-- PROBLEM --
Repeat the material exactly as it appears.

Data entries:
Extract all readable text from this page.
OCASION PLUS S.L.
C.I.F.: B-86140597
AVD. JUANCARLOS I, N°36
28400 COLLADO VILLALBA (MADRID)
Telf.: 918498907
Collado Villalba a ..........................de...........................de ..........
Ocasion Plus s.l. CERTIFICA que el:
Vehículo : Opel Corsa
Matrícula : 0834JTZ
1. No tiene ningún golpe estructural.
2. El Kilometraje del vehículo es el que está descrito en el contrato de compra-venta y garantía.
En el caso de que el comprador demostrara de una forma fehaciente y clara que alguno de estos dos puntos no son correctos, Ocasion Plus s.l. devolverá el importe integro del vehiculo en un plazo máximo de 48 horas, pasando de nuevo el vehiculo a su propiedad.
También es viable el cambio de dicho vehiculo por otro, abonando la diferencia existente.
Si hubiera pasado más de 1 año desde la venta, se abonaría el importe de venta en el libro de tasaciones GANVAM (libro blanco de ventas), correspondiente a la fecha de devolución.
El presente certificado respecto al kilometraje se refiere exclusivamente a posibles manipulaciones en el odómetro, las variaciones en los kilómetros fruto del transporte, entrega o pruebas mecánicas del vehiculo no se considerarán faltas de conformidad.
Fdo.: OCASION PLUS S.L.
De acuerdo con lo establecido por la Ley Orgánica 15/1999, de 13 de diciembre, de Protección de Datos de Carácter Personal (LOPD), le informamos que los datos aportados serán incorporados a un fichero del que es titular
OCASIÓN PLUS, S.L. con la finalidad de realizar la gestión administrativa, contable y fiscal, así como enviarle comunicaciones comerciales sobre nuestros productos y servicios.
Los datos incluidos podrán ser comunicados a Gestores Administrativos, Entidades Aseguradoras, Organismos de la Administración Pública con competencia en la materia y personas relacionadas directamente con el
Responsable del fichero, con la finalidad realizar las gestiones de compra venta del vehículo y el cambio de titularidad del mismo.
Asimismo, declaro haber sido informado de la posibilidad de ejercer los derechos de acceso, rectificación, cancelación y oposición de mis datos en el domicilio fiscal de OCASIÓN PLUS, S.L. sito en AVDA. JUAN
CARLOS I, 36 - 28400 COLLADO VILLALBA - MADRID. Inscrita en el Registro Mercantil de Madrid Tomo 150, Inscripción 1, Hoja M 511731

-- TASK SOLUTION --
Extract all readable text from this page.
OCASION PLUS S.L.
C.I.F.: B-86140597
AVD. JUANCARLOS I, N°36
28400 COLLADO VILLALBA (MADRID)
Telf.: 918498907
Collado Villalba a ..........................de...........................de ..........
Ocasion Plus s.l. CERTIFICA que el:
Vehículo : Opel Corsa
Matrícula : 0834JTZ
1. No tiene ningún golpe estructural.
2. El Kilometraje del vehículo es el que está descrito en el contrato de compra-venta y garantía.
En el caso de que el comprador demostrara de una forma fehaciente y clara que alguno de estos dos puntos no son correctos, Ocasion Plus s.l. devolverá el importe integro del vehiculo en un plazo máximo de 48 horas, pasando de nuevo el vehiculo a su propiedad.
También es viable el cambio de dicho vehiculo por otro, abonando la diferencia existente.
Si hubiera pasado más de 1 año desde la venta, se abonaría el importe de venta en el libro de tasaciones GANVAM (libro blanco de ventas), correspondiente a la fecha de devolución.
El presente certificado respecto al kilometraje se refiere exclusivamente a posibles manipulaciones en el odómetro, las variaciones en los kilómetros fruto del transporte, entrega o pruebas mecánicas del vehiculo no se considerarán faltas de conformidad.
Fdo.: OCASION PLUS S.L.
De acuerdo con lo establecido por la Ley Orgánica 15/1999, de 13 de diciembre, de Protección de Datos de Carácter Personal (LOPD), le informamos que los datos aportados serán incorporados a un fichero del que es titular
OCASIÓN PLUS, S.L. con la finalidad de realizar la gestión administrativa, contable y fiscal, así como enviarle comunicaciones comerciales sobre nuestros productos y servicios.
Los datos incluidos podrán ser comunicados a Gestores Administrativos, Entidades Aseguradoras, Organismos de la Administración Pública con competencia en la materia y personas relacionadas directamente con el
Responsable del fichero, con la finalidad realizar las gestiones de compra venta del vehículo y el cambio de titularidad del mismo.
Asimismo, declaro haber sido informado de la posibilidad de ejercer los derechos de acceso, rectificación, cancelación y oposición de mis datos en el domicilio fiscal de OCASIÓN PLUS, S.L. sito en AVDA. JUAN
CARLOS I, 36 - 28400 COLLADO VILLALBA - MADRID. Inscrita en el Registro Mercantil de Madrid Tomo 150, Inscripción 1, Hoja M 511731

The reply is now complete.